> _WRITTEN EXERCISE_: Filter out everything except lines holding "Ṁacc".

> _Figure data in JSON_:
begin
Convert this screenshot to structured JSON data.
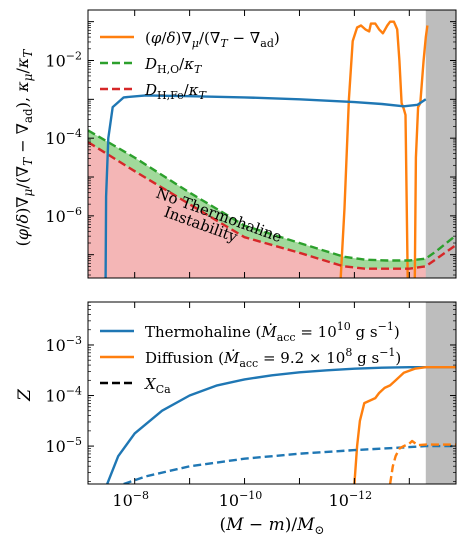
{
  "chart_data": [
    {
      "type": "line",
      "panel": "top",
      "ylabel": "(φ/δ)∇μ/(∇T − ∇ad), κμ/κT",
      "yscale": "log",
      "ylim_log10": [
        -7.6,
        -0.7
      ],
      "xscale": "log-reversed",
      "xlim_log10": [
        -7.15,
        -13.85
      ],
      "yticks": [
        {
          "exp": -2,
          "label": "10",
          "sup": "−2"
        },
        {
          "exp": -4,
          "label": "10",
          "sup": "−4"
        },
        {
          "exp": -6,
          "label": "10",
          "sup": "−6"
        }
      ],
      "legend_position": "top-left",
      "shaded_x_range_log10": [
        -13.3,
        -13.85
      ],
      "shaded_color": "#bdbdbd",
      "annotation": {
        "line1": "No Thermohaline",
        "line2": "Instability"
      },
      "series": [
        {
          "name": "(φ/δ)∇μ/(∇T − ∇ad)",
          "color": "#ff7f0e",
          "style": "solid",
          "points": [
            [
              -11.75,
              -7.6
            ],
            [
              -11.82,
              -5.8
            ],
            [
              -11.9,
              -3.0
            ],
            [
              -11.97,
              -1.5
            ],
            [
              -12.05,
              -1.15
            ],
            [
              -12.12,
              -1.1
            ],
            [
              -12.2,
              -1.2
            ],
            [
              -12.27,
              -1.25
            ],
            [
              -12.3,
              -1.05
            ],
            [
              -12.38,
              -1.05
            ],
            [
              -12.45,
              -1.2
            ],
            [
              -12.52,
              -1.3
            ],
            [
              -12.6,
              -1.1
            ],
            [
              -12.65,
              -1.0
            ],
            [
              -12.72,
              -1.0
            ],
            [
              -12.78,
              -1.2
            ],
            [
              -12.82,
              -2.0
            ],
            [
              -12.86,
              -3.1
            ],
            [
              -12.9,
              -3.25
            ],
            [
              -12.93,
              -3.4
            ],
            [
              -12.97,
              -7.6
            ]
          ]
        },
        {
          "name": "(φ/δ)∇μ/(∇T − ∇ad) (second branch)",
          "color": "#ff7f0e",
          "style": "solid",
          "points": [
            [
              -13.1,
              -7.6
            ],
            [
              -13.12,
              -4.5
            ],
            [
              -13.16,
              -3.2
            ],
            [
              -13.2,
              -3.1
            ],
            [
              -13.26,
              -2.0
            ],
            [
              -13.3,
              -1.4
            ],
            [
              -13.33,
              -1.1
            ]
          ]
        },
        {
          "name": "D_H,O/κT",
          "color": "#2ca02c",
          "style": "dashed",
          "points": [
            [
              -7.15,
              -3.8
            ],
            [
              -8.0,
              -4.5
            ],
            [
              -9.0,
              -5.4
            ],
            [
              -10.0,
              -6.25
            ],
            [
              -11.0,
              -6.7
            ],
            [
              -11.8,
              -7.05
            ],
            [
              -12.2,
              -7.13
            ],
            [
              -12.6,
              -7.15
            ],
            [
              -13.0,
              -7.15
            ],
            [
              -13.3,
              -7.1
            ],
            [
              -13.5,
              -6.9
            ],
            [
              -13.85,
              -6.5
            ]
          ]
        },
        {
          "name": "D_H,Fe/κT",
          "color": "#d62728",
          "style": "dashed",
          "points": [
            [
              -7.15,
              -4.1
            ],
            [
              -8.0,
              -4.85
            ],
            [
              -9.0,
              -5.7
            ],
            [
              -10.0,
              -6.55
            ],
            [
              -11.0,
              -6.95
            ],
            [
              -11.8,
              -7.3
            ],
            [
              -12.2,
              -7.36
            ],
            [
              -12.6,
              -7.36
            ],
            [
              -13.0,
              -7.36
            ],
            [
              -13.3,
              -7.3
            ],
            [
              -13.5,
              -7.1
            ],
            [
              -13.85,
              -6.75
            ]
          ]
        },
        {
          "name": "Thermohaline criterion",
          "color": "#1f77b4",
          "style": "solid",
          "points": [
            [
              -7.47,
              -7.6
            ],
            [
              -7.48,
              -5.5
            ],
            [
              -7.52,
              -4.0
            ],
            [
              -7.6,
              -3.2
            ],
            [
              -7.8,
              -2.95
            ],
            [
              -8.2,
              -2.9
            ],
            [
              -9.0,
              -2.92
            ],
            [
              -10.0,
              -2.95
            ],
            [
              -11.0,
              -3.0
            ],
            [
              -12.0,
              -3.07
            ],
            [
              -12.5,
              -3.12
            ],
            [
              -12.9,
              -3.18
            ],
            [
              -13.15,
              -3.14
            ],
            [
              -13.3,
              -3.0
            ]
          ]
        }
      ]
    },
    {
      "type": "line",
      "panel": "bottom",
      "ylabel": "Z",
      "xlabel": "(M − m)/M⊙",
      "yscale": "log",
      "ylim_log10": [
        -5.75,
        -2.15
      ],
      "xscale": "log-reversed",
      "xlim_log10": [
        -7.15,
        -13.85
      ],
      "yticks": [
        {
          "exp": -3,
          "label": "10",
          "sup": "−3"
        },
        {
          "exp": -4,
          "label": "10",
          "sup": "−4"
        },
        {
          "exp": -5,
          "label": "10",
          "sup": "−5"
        }
      ],
      "xticks": [
        {
          "exp": -8,
          "label": "10",
          "sup": "−8"
        },
        {
          "exp": -10,
          "label": "10",
          "sup": "−10"
        },
        {
          "exp": -12,
          "label": "10",
          "sup": "−12"
        }
      ],
      "legend_position": "top-left",
      "shaded_x_range_log10": [
        -13.3,
        -13.85
      ],
      "shaded_color": "#bdbdbd",
      "series": [
        {
          "name": "Thermohaline (Ṁacc = 10¹⁰ g s⁻¹)",
          "color": "#1f77b4",
          "style": "solid",
          "points": [
            [
              -7.5,
              -5.75
            ],
            [
              -7.7,
              -5.2
            ],
            [
              -8.0,
              -4.75
            ],
            [
              -8.5,
              -4.3
            ],
            [
              -9.0,
              -4.0
            ],
            [
              -9.5,
              -3.8
            ],
            [
              -10.0,
              -3.68
            ],
            [
              -10.5,
              -3.6
            ],
            [
              -11.0,
              -3.54
            ],
            [
              -11.5,
              -3.5
            ],
            [
              -12.0,
              -3.47
            ],
            [
              -12.5,
              -3.45
            ],
            [
              -13.0,
              -3.44
            ],
            [
              -13.3,
              -3.44
            ],
            [
              -13.85,
              -3.44
            ]
          ]
        },
        {
          "name": "Diffusion (Ṁacc = 9.2 × 10⁸ g s⁻¹)",
          "color": "#ff7f0e",
          "style": "solid",
          "points": [
            [
              -12.0,
              -5.75
            ],
            [
              -12.05,
              -5.0
            ],
            [
              -12.1,
              -4.5
            ],
            [
              -12.18,
              -4.15
            ],
            [
              -12.28,
              -4.1
            ],
            [
              -12.38,
              -4.05
            ],
            [
              -12.45,
              -3.95
            ],
            [
              -12.55,
              -3.85
            ],
            [
              -12.65,
              -3.8
            ],
            [
              -12.75,
              -3.7
            ],
            [
              -12.9,
              -3.55
            ],
            [
              -13.1,
              -3.47
            ],
            [
              -13.3,
              -3.44
            ],
            [
              -13.85,
              -3.44
            ]
          ]
        },
        {
          "name": "X_Ca (thermohaline)",
          "color": "#1f77b4",
          "style": "dashed",
          "points": [
            [
              -7.8,
              -5.75
            ],
            [
              -8.2,
              -5.6
            ],
            [
              -9.0,
              -5.4
            ],
            [
              -10.0,
              -5.25
            ],
            [
              -11.0,
              -5.15
            ],
            [
              -12.0,
              -5.08
            ],
            [
              -12.5,
              -5.05
            ],
            [
              -13.0,
              -5.02
            ],
            [
              -13.3,
              -5.0
            ],
            [
              -13.85,
              -5.0
            ]
          ]
        },
        {
          "name": "X_Ca (diffusion)",
          "color": "#ff7f0e",
          "style": "dashed",
          "points": [
            [
              -12.65,
              -5.75
            ],
            [
              -12.7,
              -5.4
            ],
            [
              -12.75,
              -5.2
            ],
            [
              -12.82,
              -5.05
            ],
            [
              -12.9,
              -5.0
            ],
            [
              -13.0,
              -4.95
            ],
            [
              -13.05,
              -4.9
            ],
            [
              -13.15,
              -4.98
            ],
            [
              -13.3,
              -4.97
            ],
            [
              -13.85,
              -4.97
            ]
          ]
        }
      ]
    }
  ],
  "legend_top": [
    {
      "label": "(φ/δ)∇μ/(∇T − ∇ad)",
      "color": "#ff7f0e",
      "style": "solid"
    },
    {
      "label": "DH,O/κT",
      "color": "#2ca02c",
      "style": "dashed"
    },
    {
      "label": "DH,Fe/κT",
      "color": "#d62728",
      "style": "dashed"
    }
  ],
  "legend_bottom": [
    {
      "label": "Thermohaline (Ṁacc = 10¹⁰ g s⁻¹)",
      "color": "#1f77b4",
      "style": "solid"
    },
    {
      "label": "Diffusion (Ṁacc = 9.2 × 10⁸ g s⁻¹)",
      "color": "#ff7f0e",
      "style": "solid"
    },
    {
      "label": "XCa",
      "color": "#000000",
      "style": "dashed"
    }
  ],
  "fill_colors": {
    "green": "#a1d99b",
    "red": "#f4b6b6"
  }
}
end
> _WRITTEN SOLUTION_:
          "name": "Thermohaline (Ṁacc = 10¹⁰ g s⁻¹)",
          "name": "Diffusion (Ṁacc = 9.2 × 10⁸ g s⁻¹)",
      "label": "Thermohaline (Ṁacc = 10¹⁰ g s⁻¹)",
      "label": "Diffusion (Ṁacc = 9.2 × 10⁸ g s⁻¹)",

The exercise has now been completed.